#### Exercise instructions
Locate every line that holds the string "Unloading" and copy it.

-------------------------

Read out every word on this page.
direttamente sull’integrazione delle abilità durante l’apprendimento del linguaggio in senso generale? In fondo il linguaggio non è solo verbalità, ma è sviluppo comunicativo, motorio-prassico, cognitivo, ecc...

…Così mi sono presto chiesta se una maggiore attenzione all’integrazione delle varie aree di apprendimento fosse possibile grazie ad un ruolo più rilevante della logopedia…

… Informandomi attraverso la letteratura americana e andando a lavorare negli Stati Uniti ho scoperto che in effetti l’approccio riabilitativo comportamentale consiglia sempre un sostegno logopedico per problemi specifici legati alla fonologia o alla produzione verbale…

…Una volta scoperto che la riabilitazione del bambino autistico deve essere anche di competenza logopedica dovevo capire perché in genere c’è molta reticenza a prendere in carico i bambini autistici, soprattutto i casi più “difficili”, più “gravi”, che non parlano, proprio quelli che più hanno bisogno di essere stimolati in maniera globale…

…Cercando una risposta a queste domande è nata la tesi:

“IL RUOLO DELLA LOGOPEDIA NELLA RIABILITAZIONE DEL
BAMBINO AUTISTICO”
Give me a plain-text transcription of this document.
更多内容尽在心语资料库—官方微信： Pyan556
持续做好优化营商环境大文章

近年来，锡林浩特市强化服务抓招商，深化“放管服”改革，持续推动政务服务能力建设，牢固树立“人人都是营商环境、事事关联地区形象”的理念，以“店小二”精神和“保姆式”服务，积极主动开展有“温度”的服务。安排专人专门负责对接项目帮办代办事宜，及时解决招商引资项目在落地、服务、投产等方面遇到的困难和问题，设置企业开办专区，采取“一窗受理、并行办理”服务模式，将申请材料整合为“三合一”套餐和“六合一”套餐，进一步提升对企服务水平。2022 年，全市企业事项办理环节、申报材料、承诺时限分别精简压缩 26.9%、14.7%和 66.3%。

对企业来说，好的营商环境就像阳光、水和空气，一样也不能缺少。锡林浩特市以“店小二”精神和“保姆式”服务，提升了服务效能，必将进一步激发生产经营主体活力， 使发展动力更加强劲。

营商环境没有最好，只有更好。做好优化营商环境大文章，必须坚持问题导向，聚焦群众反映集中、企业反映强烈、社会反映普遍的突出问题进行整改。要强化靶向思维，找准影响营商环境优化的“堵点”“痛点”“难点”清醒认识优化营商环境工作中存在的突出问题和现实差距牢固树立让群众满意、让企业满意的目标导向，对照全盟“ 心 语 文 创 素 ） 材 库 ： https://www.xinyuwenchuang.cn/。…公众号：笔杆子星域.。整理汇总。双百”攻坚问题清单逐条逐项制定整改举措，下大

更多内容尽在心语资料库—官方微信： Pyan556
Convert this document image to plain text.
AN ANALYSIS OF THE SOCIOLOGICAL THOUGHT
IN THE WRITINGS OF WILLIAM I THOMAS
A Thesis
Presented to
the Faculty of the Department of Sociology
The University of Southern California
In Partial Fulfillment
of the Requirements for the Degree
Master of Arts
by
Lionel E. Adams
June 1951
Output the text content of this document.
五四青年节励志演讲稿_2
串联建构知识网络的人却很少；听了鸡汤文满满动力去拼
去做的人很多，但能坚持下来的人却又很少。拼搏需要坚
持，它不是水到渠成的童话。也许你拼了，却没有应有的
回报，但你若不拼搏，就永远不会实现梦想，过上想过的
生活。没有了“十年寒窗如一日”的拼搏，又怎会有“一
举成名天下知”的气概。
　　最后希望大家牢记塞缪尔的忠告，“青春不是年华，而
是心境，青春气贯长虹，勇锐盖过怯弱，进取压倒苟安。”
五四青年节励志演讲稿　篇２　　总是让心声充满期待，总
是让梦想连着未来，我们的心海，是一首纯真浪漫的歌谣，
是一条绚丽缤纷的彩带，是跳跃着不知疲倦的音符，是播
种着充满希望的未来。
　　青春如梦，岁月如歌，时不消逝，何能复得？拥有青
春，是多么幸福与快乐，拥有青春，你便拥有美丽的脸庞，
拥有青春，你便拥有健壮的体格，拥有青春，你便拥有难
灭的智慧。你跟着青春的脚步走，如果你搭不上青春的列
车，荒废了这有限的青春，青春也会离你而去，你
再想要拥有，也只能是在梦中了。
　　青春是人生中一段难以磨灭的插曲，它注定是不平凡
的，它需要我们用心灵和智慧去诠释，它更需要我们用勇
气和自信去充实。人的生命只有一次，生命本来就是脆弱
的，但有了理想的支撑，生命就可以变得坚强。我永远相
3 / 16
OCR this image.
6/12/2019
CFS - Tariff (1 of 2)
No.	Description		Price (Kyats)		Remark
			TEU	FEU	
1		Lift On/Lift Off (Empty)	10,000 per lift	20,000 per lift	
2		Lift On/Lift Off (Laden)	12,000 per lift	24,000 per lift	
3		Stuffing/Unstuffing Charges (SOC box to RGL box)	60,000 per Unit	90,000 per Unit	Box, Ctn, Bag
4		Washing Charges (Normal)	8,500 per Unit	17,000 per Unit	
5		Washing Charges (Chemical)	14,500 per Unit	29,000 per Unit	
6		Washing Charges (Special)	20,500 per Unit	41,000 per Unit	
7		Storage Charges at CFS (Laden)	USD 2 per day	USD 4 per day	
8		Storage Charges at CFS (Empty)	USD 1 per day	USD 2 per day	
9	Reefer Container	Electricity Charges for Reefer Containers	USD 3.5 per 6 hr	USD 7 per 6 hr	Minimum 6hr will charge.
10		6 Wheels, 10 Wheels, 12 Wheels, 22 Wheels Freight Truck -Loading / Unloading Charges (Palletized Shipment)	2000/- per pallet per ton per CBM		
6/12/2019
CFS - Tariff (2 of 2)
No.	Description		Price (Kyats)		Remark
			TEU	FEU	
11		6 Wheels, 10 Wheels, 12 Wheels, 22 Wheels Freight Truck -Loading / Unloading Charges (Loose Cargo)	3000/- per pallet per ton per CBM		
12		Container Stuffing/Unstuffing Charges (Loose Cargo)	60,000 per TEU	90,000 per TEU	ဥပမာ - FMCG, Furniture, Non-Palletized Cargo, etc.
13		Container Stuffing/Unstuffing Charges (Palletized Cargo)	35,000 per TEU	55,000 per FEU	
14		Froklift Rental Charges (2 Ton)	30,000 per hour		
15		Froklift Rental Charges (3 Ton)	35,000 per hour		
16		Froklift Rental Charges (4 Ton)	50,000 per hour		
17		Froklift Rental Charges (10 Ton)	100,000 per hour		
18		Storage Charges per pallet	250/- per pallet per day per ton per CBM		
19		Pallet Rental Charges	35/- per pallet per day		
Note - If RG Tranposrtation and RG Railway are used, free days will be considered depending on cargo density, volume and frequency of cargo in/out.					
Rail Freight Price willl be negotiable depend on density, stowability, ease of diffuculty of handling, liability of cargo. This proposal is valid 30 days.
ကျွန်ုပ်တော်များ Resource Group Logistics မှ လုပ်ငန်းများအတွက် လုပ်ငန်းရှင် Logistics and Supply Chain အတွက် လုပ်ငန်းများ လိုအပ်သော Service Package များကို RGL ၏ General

-------------------------

#### Exercise output
10		6 Wheels, 10 Wheels, 12 Wheels, 22 Wheels Freight Truck -Loading / Unloading Charges (Palletized Shipment)	2000/- per pallet per ton per CBM		
11		6 Wheels, 10 Wheels, 12 Wheels, 22 Wheels Freight Truck -Loading / Unloading Charges (Loose Cargo)	3000/- per pallet per ton per CBM		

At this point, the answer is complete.